#### Task instructions:
1: Answer these questions from the Buchenwald text, one line each:
(a) In what month and year did the camp begin operating?
(b) About how many people were imprisoned there?
(c) How many Gypsy men arrived in the April 1944 transport?
2: Transcribe the Buchenwald text word for word, from "Konzentrationslager Buchenwald /" up to and including "of the war.".

#### Text passage:

____________________

Weimar – Buchenwald (memorial)

Historical background

Konzentrationslager Buchenwald / Post Weimar, initially called Konzentrationslager Ettersberg, was a German concentration camp founded in Ettersberg near Weimar (Thuringia, Germany). It operated from July 1937 until the end of the war.

Nearly 240,000 people were imprisoned in the Buchenwald concentration camp, of whom at least 50,000 were killed. After the census in the spring of 1939, about 100 Gypsies were prisoners of Buchenwald and they were subjects of racial research. Immediately after Himmler approved racial research, another 600 people from Dachau as well as about 3,000 arrested in Burgerland, Austria were sent to Buchenwald.

The third batch of prisoners did not survive the winter of 1939/1940. Many Gypsies had their limbs amputated, which resulted from being exposed to frostbite during frequent arrests and additional punishments, e.g. they were flogged and forced to icy baths, long cold vigils. If they did not die, the “angel of death,” Dr. Hans Eisele or Dr. Wagner murdered them with an injection of Evipan. Most of the Roma who survived at that time were sentenced for “for extermination by work” in the quarries of the Mauthausen camp. A small portion remained in Buchenwald to be used by the camp doctor as an experimental material in typhus research in the autumn of 1942.

In April 1944, a transport of 900 Gypsy men “fit for work” arrived in Buchenwald. Those prisoners eventually ended up in KL Mittelbau-Dora and were employed in the tunnels and mines. Gypsies who were sent to other camps just before the liquidation of Zigeunerlager in Auschwitz-Birkenau, in rare cases managed to save their lives, but they did not avoid being exposed to inhuman conditions, exhaustive work, hunger, illness and – perhaps more often than others – to flogging and other harsh punishments.

____________________

#### Information supplied:
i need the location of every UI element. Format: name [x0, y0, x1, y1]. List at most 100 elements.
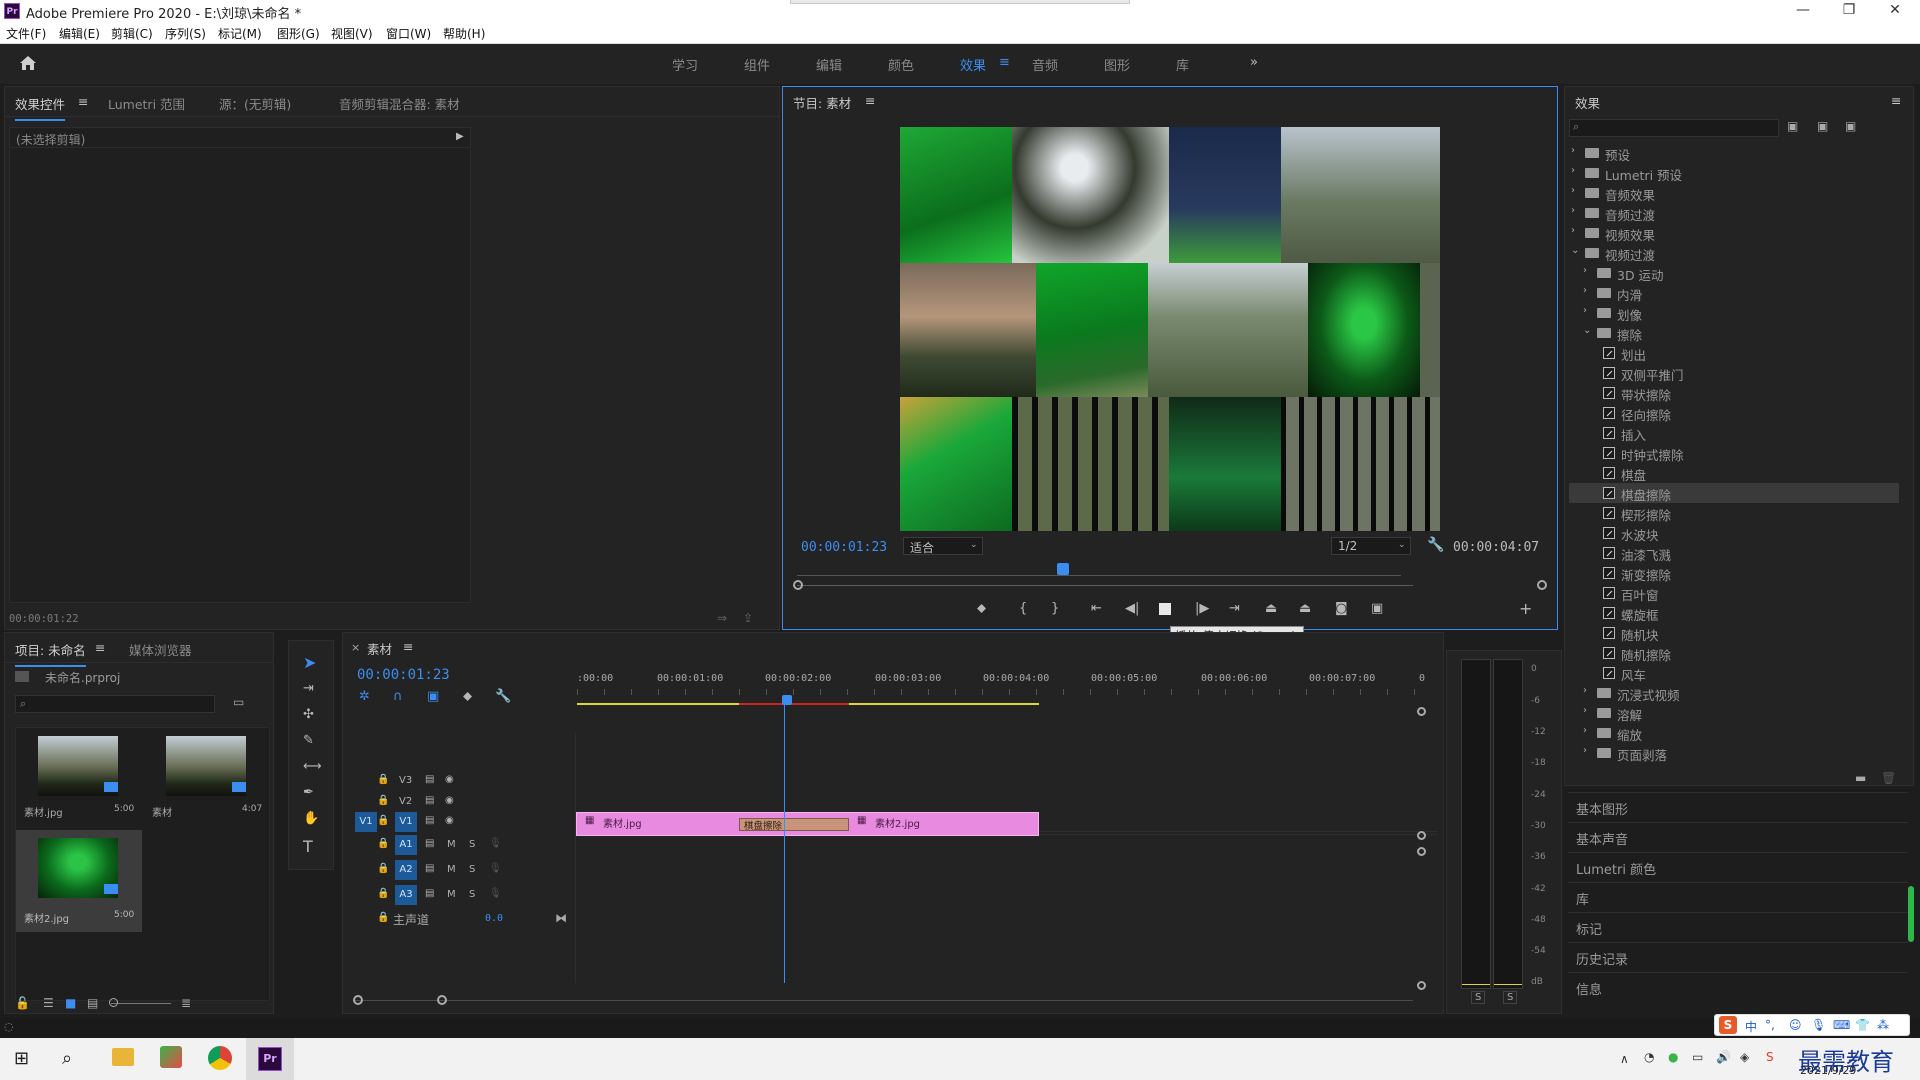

____________________

#### Answers to the exercise:
1:
(a) July 1937
(b) Nearly 240,000
(c) 900

2:
Konzentrationslager Buchenwald / Post Weimar, initially called Konzentrationslager Ettersberg, was a German concentration camp founded in Ettersberg near Weimar (Thuringia, Germany). It operated from July 1937 until the end of the war.